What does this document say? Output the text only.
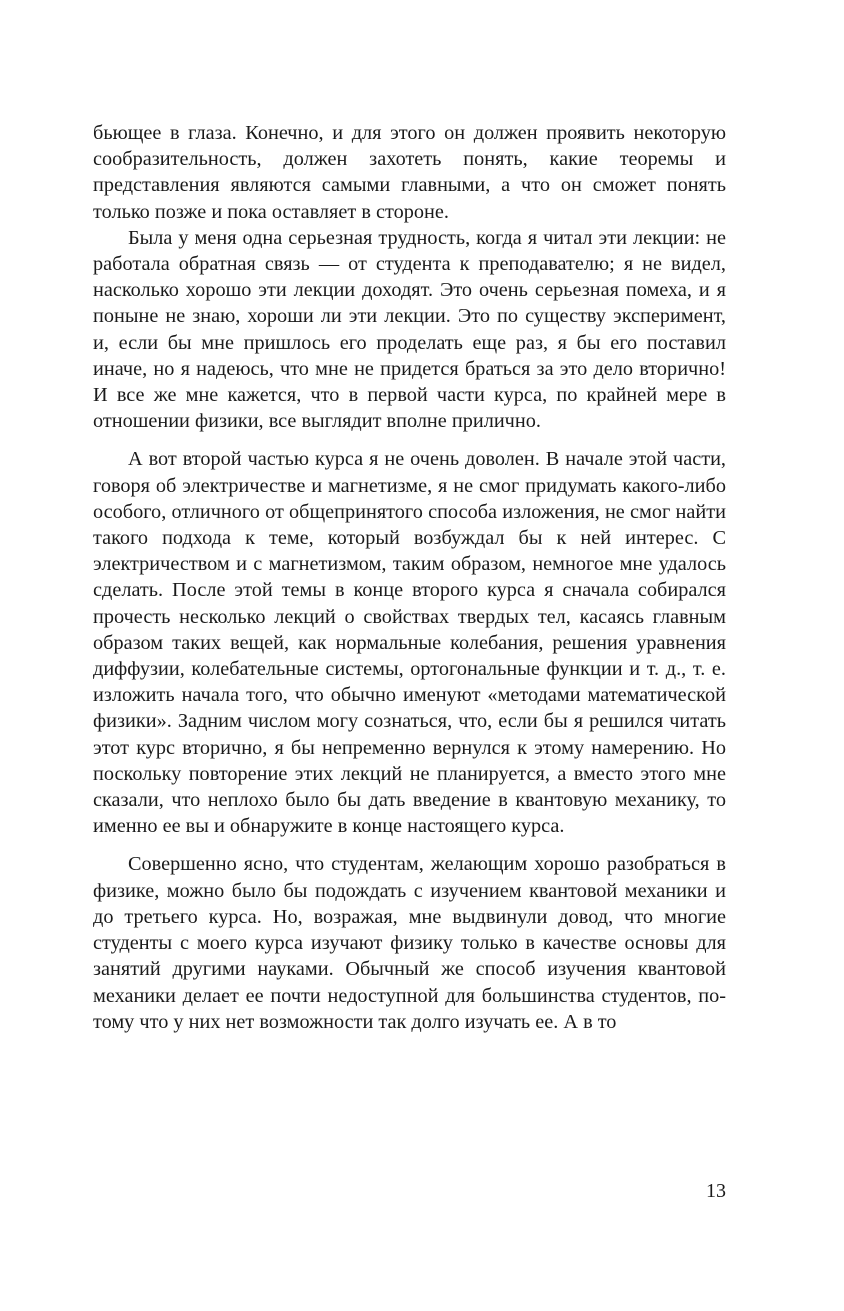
бьющее в глаза. Конечно, и для этого он должен проявить некоторую сообразительность, должен захотеть понять, какие теоремы и представления являются самыми главными, а что он сможет понять только позже и пока оставляет в стороне.

Была у меня одна серьезная трудность, когда я читал эти лекции: не работала обратная связь — от студента к преподавателю; я не видел, насколько хорошо эти лекции доходят. Это очень серьезная помеха, и я поныне не знаю, хороши ли эти лекции. Это по существу эксперимент, и, если бы мне пришлось его проделать еще раз, я бы его поставил иначе, но я надеюсь, что мне не придется браться за это дело вторично! И все же мне кажется, что в первой части курса, по крайней мере в отношении физики, все выглядит вполне прилично.

А вот второй частью курса я не очень доволен. В начале этой части, говоря об электричестве и магнетизме, я не смог придумать какого-либо особого, отличного от общепринятого способа изложения, не смог найти такого подхода к теме, который возбуждал бы к ней интерес. С электричеством и с магнетизмом, таким образом, немногое мне удалось сделать. После этой темы в конце второго курса я сначала собирался прочесть несколько лекций о свойствах твердых тел, касаясь главным образом таких вещей, как нормальные колебания, решения уравнения диффузии, колебательные системы, ортогональные функции и т. д., т. е. изложить начала того, что обычно именуют «методами математической физики». Задним числом могу сознаться, что, если бы я решился читать этот курс вторично, я бы непременно вернулся к этому намерению. Но поскольку повторение этих лекций не планируется, а вместо этого мне сказали, что неплохо было бы дать введение в квантовую механику, то именно ее вы и обнаружите в конце настоящего курса.

Совершенно ясно, что студентам, желающим хорошо разобраться в физике, можно было бы подождать с изучением квантовой механики и до третьего курса. Но, возражая, мне выдвинули довод, что многие студенты с моего курса изучают физику только в качестве основы для занятий другими науками. Обычный же способ изучения квантовой механики делает ее почти недоступной для большинства студентов, потому что у них нет возможности так долго изучать ее. А в то

13
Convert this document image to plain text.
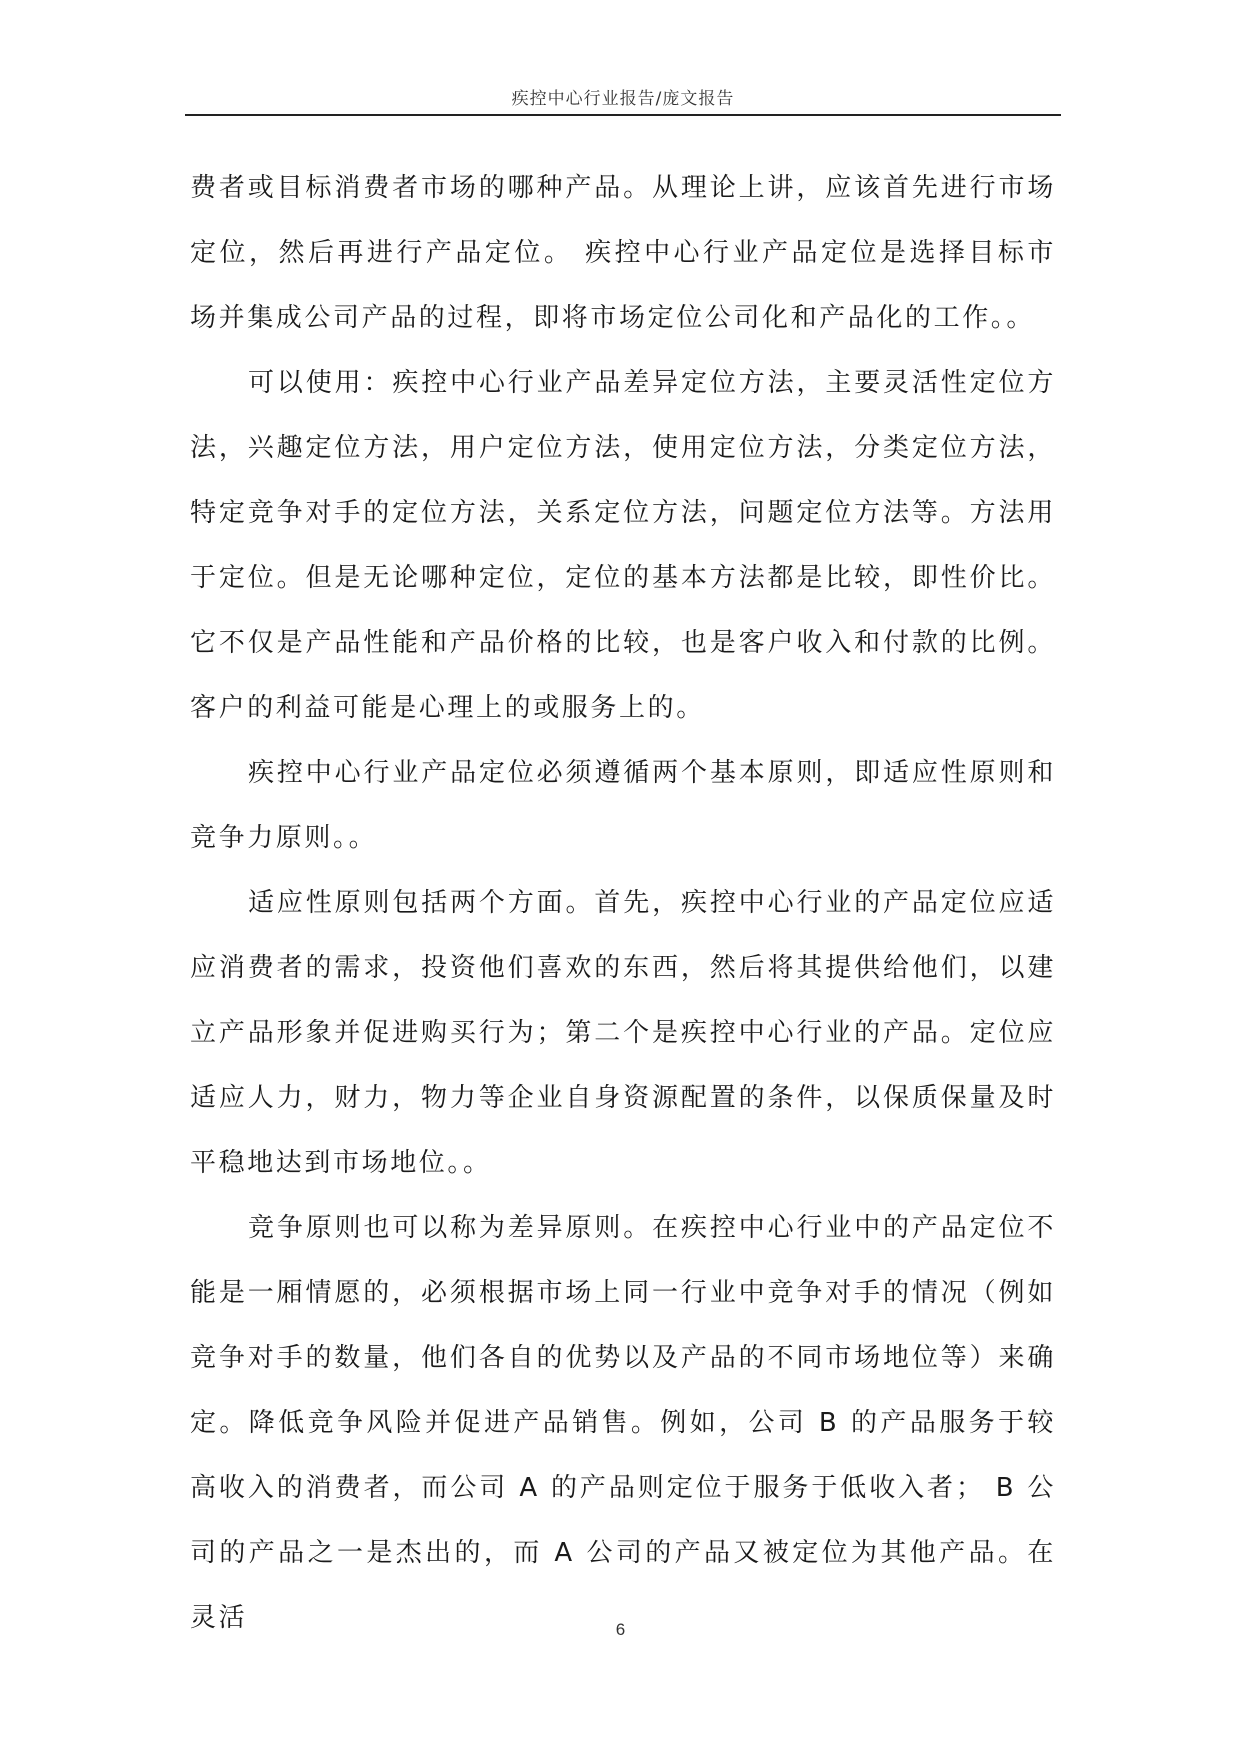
疾控中心行业报告/庞文报告

费者或目标消费者市场的哪种产品。从理论上讲，应该首先进行市场定位，然后再进行产品定位。 疾控中心行业产品定位是选择目标市场并集成公司产品的过程，即将市场定位公司化和产品化的工作。。

可以使用：疾控中心行业产品差异定位方法，主要灵活性定位方法，兴趣定位方法，用户定位方法，使用定位方法，分类定位方法，特定竞争对手的定位方法，关系定位方法，问题定位方法等。方法用于定位。但是无论哪种定位，定位的基本方法都是比较，即性价比。它不仅是产品性能和产品价格的比较，也是客户收入和付款的比例。客户的利益可能是心理上的或服务上的。

疾控中心行业产品定位必须遵循两个基本原则，即适应性原则和竞争力原则。。

适应性原则包括两个方面。首先，疾控中心行业的产品定位应适应消费者的需求，投资他们喜欢的东西，然后将其提供给他们，以建立产品形象并促进购买行为；第二个是疾控中心行业的产品。定位应适应人力，财力，物力等企业自身资源配置的条件，以保质保量及时平稳地达到市场地位。。

竞争原则也可以称为差异原则。在疾控中心行业中的产品定位不能是一厢情愿的，必须根据市场上同一行业中竞争对手的情况（例如竞争对手的数量，他们各自的优势以及产品的不同市场地位等）来确定。降低竞争风险并促进产品销售。例如，公司 B 的产品服务于较高收入的消费者，而公司 A 的产品则定位于服务于低收入者； B 公司的产品之一是杰出的，而 A 公司的产品又被定位为其他产品。在灵活	6
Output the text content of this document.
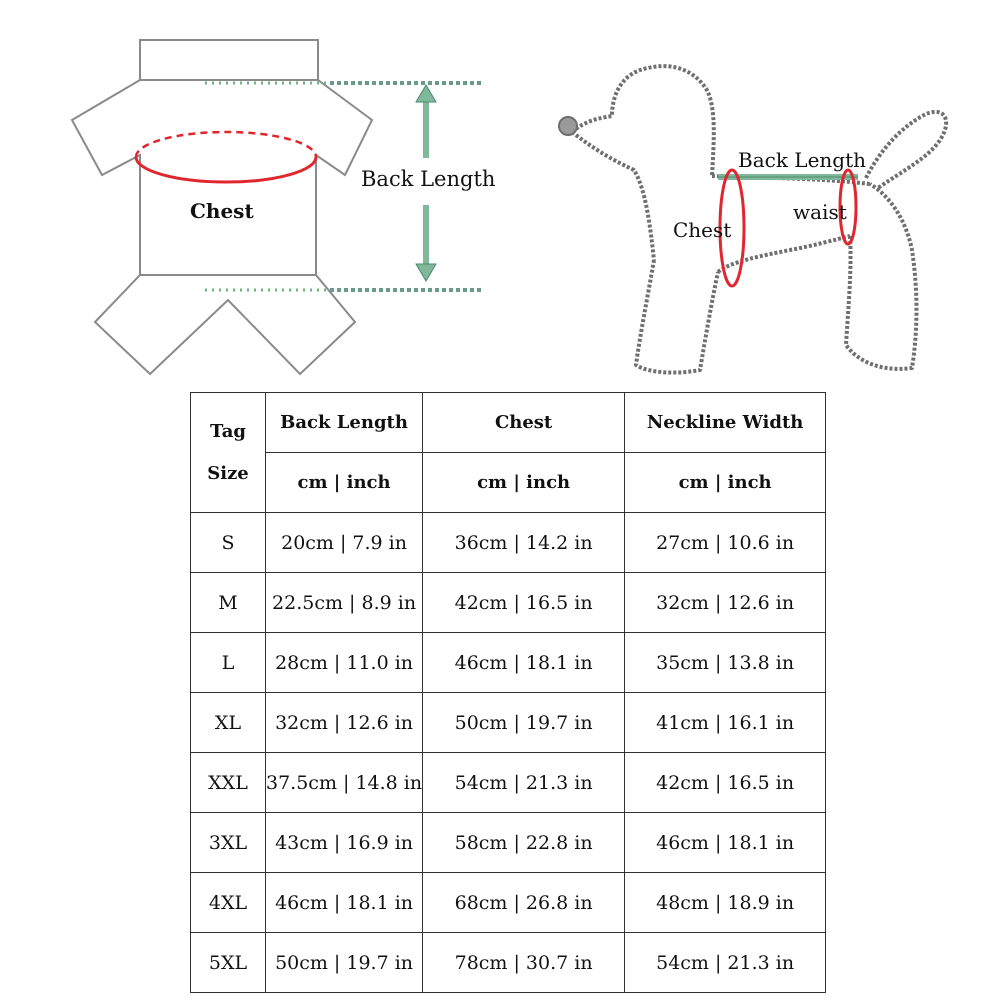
Chest
Back Length
Back Length
Chest
waist
Tag
Size	Back Length	Chest	Neckline Width
	cm | inch	cm | inch	cm | inch
S	20cm | 7.9 in	36cm | 14.2 in	27cm | 10.6 in
M	22.5cm | 8.9 in	42cm | 16.5 in	32cm | 12.6 in
L	28cm | 11.0 in	46cm | 18.1 in	35cm | 13.8 in
XL	32cm | 12.6 in	50cm | 19.7 in	41cm | 16.1 in
XXL	37.5cm | 14.8 in	54cm | 21.3 in	42cm | 16.5 in
3XL	43cm | 16.9 in	58cm | 22.8 in	46cm | 18.1 in
4XL	46cm | 18.1 in	68cm | 26.8 in	48cm | 18.9 in
5XL	50cm | 19.7 in	78cm | 30.7 in	54cm | 21.3 in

______________________________

**To be done**
Considering only the records above, state the number of lines that include the word "text", with nothing added.

**Solution**
3